#### [TASK]
Each entry here needs to be set down again exactly, please; pictures are left out.

Data records:
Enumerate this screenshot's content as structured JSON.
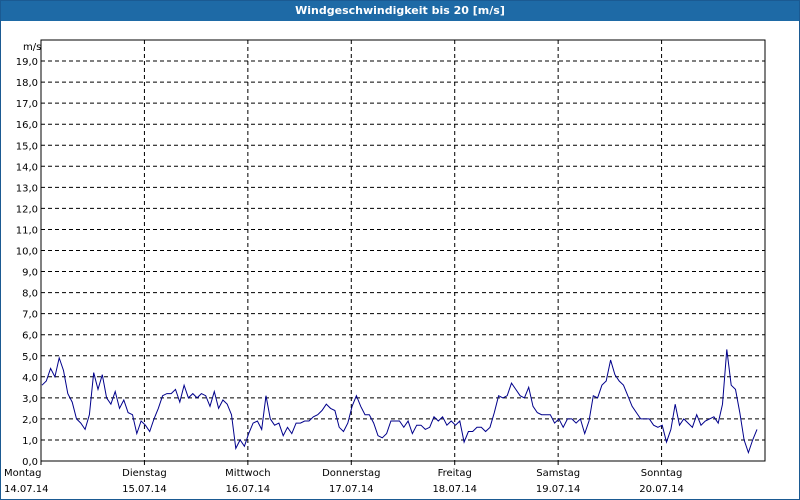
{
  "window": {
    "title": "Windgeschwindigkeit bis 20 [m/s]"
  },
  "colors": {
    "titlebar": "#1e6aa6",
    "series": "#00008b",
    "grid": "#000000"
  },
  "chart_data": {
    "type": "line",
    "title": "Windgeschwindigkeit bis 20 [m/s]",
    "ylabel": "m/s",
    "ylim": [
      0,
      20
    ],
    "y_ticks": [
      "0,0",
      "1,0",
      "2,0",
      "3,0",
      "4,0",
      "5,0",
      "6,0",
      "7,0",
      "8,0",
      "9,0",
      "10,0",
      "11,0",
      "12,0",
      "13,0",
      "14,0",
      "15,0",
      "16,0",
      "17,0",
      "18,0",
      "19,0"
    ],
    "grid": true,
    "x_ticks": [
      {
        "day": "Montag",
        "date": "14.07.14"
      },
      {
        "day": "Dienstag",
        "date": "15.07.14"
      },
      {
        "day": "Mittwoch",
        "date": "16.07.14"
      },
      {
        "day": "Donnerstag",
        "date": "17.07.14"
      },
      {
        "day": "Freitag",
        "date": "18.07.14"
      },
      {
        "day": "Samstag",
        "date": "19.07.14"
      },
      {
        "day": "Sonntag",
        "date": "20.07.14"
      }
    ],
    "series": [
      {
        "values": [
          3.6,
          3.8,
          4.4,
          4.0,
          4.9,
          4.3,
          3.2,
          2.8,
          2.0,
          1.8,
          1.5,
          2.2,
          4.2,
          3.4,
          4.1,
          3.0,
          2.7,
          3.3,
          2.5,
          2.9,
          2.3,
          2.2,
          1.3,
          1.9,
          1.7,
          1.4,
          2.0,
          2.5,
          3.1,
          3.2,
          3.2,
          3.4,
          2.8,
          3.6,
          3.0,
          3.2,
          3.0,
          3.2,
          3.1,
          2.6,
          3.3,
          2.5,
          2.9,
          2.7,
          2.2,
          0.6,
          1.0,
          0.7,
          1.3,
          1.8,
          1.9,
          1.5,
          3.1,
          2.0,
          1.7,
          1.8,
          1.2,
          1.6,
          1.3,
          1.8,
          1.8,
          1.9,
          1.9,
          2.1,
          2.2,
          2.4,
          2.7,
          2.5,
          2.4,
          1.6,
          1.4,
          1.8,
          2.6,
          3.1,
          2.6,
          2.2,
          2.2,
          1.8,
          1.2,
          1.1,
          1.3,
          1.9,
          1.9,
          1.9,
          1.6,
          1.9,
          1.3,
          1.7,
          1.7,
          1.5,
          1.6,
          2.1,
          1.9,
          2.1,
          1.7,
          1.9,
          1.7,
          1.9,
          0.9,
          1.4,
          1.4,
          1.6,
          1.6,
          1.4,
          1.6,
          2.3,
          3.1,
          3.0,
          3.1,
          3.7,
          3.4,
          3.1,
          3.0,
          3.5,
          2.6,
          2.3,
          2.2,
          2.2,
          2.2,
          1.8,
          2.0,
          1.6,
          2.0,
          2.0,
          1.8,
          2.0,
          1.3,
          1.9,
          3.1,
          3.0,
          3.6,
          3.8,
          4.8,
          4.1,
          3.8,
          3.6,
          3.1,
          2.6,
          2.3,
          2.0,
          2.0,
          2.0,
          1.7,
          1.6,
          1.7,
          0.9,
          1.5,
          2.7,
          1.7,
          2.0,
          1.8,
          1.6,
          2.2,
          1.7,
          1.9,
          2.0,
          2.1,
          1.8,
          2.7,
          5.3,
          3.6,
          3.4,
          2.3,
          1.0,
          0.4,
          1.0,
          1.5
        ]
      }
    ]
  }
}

#### [TASK ANSWER]
Enumerate this screenshot's content as structured JSON.
{
  "window": {
    "title": "Windgeschwindigkeit bis 20 [m/s]"
  },
  "colors": {
    "titlebar": "#1e6aa6",
    "series": "#00008b",
    "grid": "#000000"
  },
  "chart_data": {
    "type": "line",
    "title": "Windgeschwindigkeit bis 20 [m/s]",
    "ylabel": "m/s",
    "ylim": [
      0,
      20
    ],
    "y_ticks": [
      "0,0",
      "1,0",
      "2,0",
      "3,0",
      "4,0",
      "5,0",
      "6,0",
      "7,0",
      "8,0",
      "9,0",
      "10,0",
      "11,0",
      "12,0",
      "13,0",
      "14,0",
      "15,0",
      "16,0",
      "17,0",
      "18,0",
      "19,0"
    ],
    "grid": true,
    "x_ticks": [
      {
        "day": "Montag",
        "date": "14.07.14"
      },
      {
        "day": "Dienstag",
        "date": "15.07.14"
      },
      {
        "day": "Mittwoch",
        "date": "16.07.14"
      },
      {
        "day": "Donnerstag",
        "date": "17.07.14"
      },
      {
        "day": "Freitag",
        "date": "18.07.14"
      },
      {
        "day": "Samstag",
        "date": "19.07.14"
      },
      {
        "day": "Sonntag",
        "date": "20.07.14"
      }
    ],
    "series": [
      {
        "values": [
          3.6,
          3.8,
          4.4,
          4.0,
          4.9,
          4.3,
          3.2,
          2.8,
          2.0,
          1.8,
          1.5,
          2.2,
          4.2,
          3.4,
          4.1,
          3.0,
          2.7,
          3.3,
          2.5,
          2.9,
          2.3,
          2.2,
          1.3,
          1.9,
          1.7,
          1.4,
          2.0,
          2.5,
          3.1,
          3.2,
          3.2,
          3.4,
          2.8,
          3.6,
          3.0,
          3.2,
          3.0,
          3.2,
          3.1,
          2.6,
          3.3,
          2.5,
          2.9,
          2.7,
          2.2,
          0.6,
          1.0,
          0.7,
          1.3,
          1.8,
          1.9,
          1.5,
          3.1,
          2.0,
          1.7,
          1.8,
          1.2,
          1.6,
          1.3,
          1.8,
          1.8,
          1.9,
          1.9,
          2.1,
          2.2,
          2.4,
          2.7,
          2.5,
          2.4,
          1.6,
          1.4,
          1.8,
          2.6,
          3.1,
          2.6,
          2.2,
          2.2,
          1.8,
          1.2,
          1.1,
          1.3,
          1.9,
          1.9,
          1.9,
          1.6,
          1.9,
          1.3,
          1.7,
          1.7,
          1.5,
          1.6,
          2.1,
          1.9,
          2.1,
          1.7,
          1.9,
          1.7,
          1.9,
          0.9,
          1.4,
          1.4,
          1.6,
          1.6,
          1.4,
          1.6,
          2.3,
          3.1,
          3.0,
          3.1,
          3.7,
          3.4,
          3.1,
          3.0,
          3.5,
          2.6,
          2.3,
          2.2,
          2.2,
          2.2,
          1.8,
          2.0,
          1.6,
          2.0,
          2.0,
          1.8,
          2.0,
          1.3,
          1.9,
          3.1,
          3.0,
          3.6,
          3.8,
          4.8,
          4.1,
          3.8,
          3.6,
          3.1,
          2.6,
          2.3,
          2.0,
          2.0,
          2.0,
          1.7,
          1.6,
          1.7,
          0.9,
          1.5,
          2.7,
          1.7,
          2.0,
          1.8,
          1.6,
          2.2,
          1.7,
          1.9,
          2.0,
          2.1,
          1.8,
          2.7,
          5.3,
          3.6,
          3.4,
          2.3,
          1.0,
          0.4,
          1.0,
          1.5
        ]
      }
    ]
  }
}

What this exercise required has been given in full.